__TASK__: The entries are to be repeated verbatim, with nothing left out.

__MATERIAL PROVIDED__:
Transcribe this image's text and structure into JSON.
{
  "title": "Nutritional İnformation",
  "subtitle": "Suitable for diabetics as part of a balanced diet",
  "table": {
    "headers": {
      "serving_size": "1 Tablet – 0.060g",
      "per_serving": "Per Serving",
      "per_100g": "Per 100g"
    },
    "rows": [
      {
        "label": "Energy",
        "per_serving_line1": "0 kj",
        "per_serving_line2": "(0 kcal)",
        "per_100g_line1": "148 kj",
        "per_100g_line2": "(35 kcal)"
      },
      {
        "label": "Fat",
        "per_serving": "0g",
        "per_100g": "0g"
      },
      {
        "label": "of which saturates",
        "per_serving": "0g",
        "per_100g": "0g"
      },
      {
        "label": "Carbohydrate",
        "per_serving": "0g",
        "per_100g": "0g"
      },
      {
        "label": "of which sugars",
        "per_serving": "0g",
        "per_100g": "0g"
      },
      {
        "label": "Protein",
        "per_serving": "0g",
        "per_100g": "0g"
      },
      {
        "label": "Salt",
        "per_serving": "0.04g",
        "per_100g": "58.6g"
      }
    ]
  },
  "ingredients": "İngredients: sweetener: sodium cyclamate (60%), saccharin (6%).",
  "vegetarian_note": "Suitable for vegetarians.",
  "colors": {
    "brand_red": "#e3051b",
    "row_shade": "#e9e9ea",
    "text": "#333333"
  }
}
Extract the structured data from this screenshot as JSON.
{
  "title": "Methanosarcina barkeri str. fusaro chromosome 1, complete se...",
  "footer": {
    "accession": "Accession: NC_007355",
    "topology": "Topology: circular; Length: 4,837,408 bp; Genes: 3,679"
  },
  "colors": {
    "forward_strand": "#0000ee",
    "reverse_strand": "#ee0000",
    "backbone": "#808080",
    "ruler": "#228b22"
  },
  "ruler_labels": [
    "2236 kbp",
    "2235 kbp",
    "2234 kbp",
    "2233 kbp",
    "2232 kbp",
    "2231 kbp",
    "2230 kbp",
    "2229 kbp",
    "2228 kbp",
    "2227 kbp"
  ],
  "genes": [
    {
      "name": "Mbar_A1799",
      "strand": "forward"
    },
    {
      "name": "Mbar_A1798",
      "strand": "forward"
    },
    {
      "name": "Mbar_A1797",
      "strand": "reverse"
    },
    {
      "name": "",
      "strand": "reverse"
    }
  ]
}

__SOLUTION TO THE EXERCISE__:
Transcribe this image's text and structure into JSON.
{
  "title": "Nutritional İnformation",
  "subtitle": "Suitable for diabetics as part of a balanced diet",
  "table": {
    "headers": {
      "serving_size": "1 Tablet – 0.060g",
      "per_serving": "Per Serving",
      "per_100g": "Per 100g"
    },
    "rows": [
      {
        "label": "Energy",
        "per_serving_line1": "0 kj",
        "per_serving_line2": "(0 kcal)",
        "per_100g_line1": "148 kj",
        "per_100g_line2": "(35 kcal)"
      },
      {
        "label": "Fat",
        "per_serving": "0g",
        "per_100g": "0g"
      },
      {
        "label": "of which saturates",
        "per_serving": "0g",
        "per_100g": "0g"
      },
      {
        "label": "Carbohydrate",
        "per_serving": "0g",
        "per_100g": "0g"
      },
      {
        "label": "of which sugars",
        "per_serving": "0g",
        "per_100g": "0g"
      },
      {
        "label": "Protein",
        "per_serving": "0g",
        "per_100g": "0g"
      },
      {
        "label": "Salt",
        "per_serving": "0.04g",
        "per_100g": "58.6g"
      }
    ]
  },
  "ingredients": "İngredients: sweetener: sodium cyclamate (60%), saccharin (6%).",
  "vegetarian_note": "Suitable for vegetarians.",
  "colors": {
    "brand_red": "#e3051b",
    "row_shade": "#e9e9ea",
    "text": "#333333"
  }
}
Extract the structured data from this screenshot as JSON.
{
  "title": "Methanosarcina barkeri str. fusaro chromosome 1, complete se...",
  "footer": {
    "accession": "Accession: NC_007355",
    "topology": "Topology: circular; Length: 4,837,408 bp; Genes: 3,679"
  },
  "colors": {
    "forward_strand": "#0000ee",
    "reverse_strand": "#ee0000",
    "backbone": "#808080",
    "ruler": "#228b22"
  },
  "ruler_labels": [
    "2236 kbp",
    "2235 kbp",
    "2234 kbp",
    "2233 kbp",
    "2232 kbp",
    "2231 kbp",
    "2230 kbp",
    "2229 kbp",
    "2228 kbp",
    "2227 kbp"
  ],
  "genes": [
    {
      "name": "Mbar_A1799",
      "strand": "forward"
    },
    {
      "name": "Mbar_A1798",
      "strand": "forward"
    },
    {
      "name": "Mbar_A1797",
      "strand": "reverse"
    },
    {
      "name": "",
      "strand": "reverse"
    }
  ]
}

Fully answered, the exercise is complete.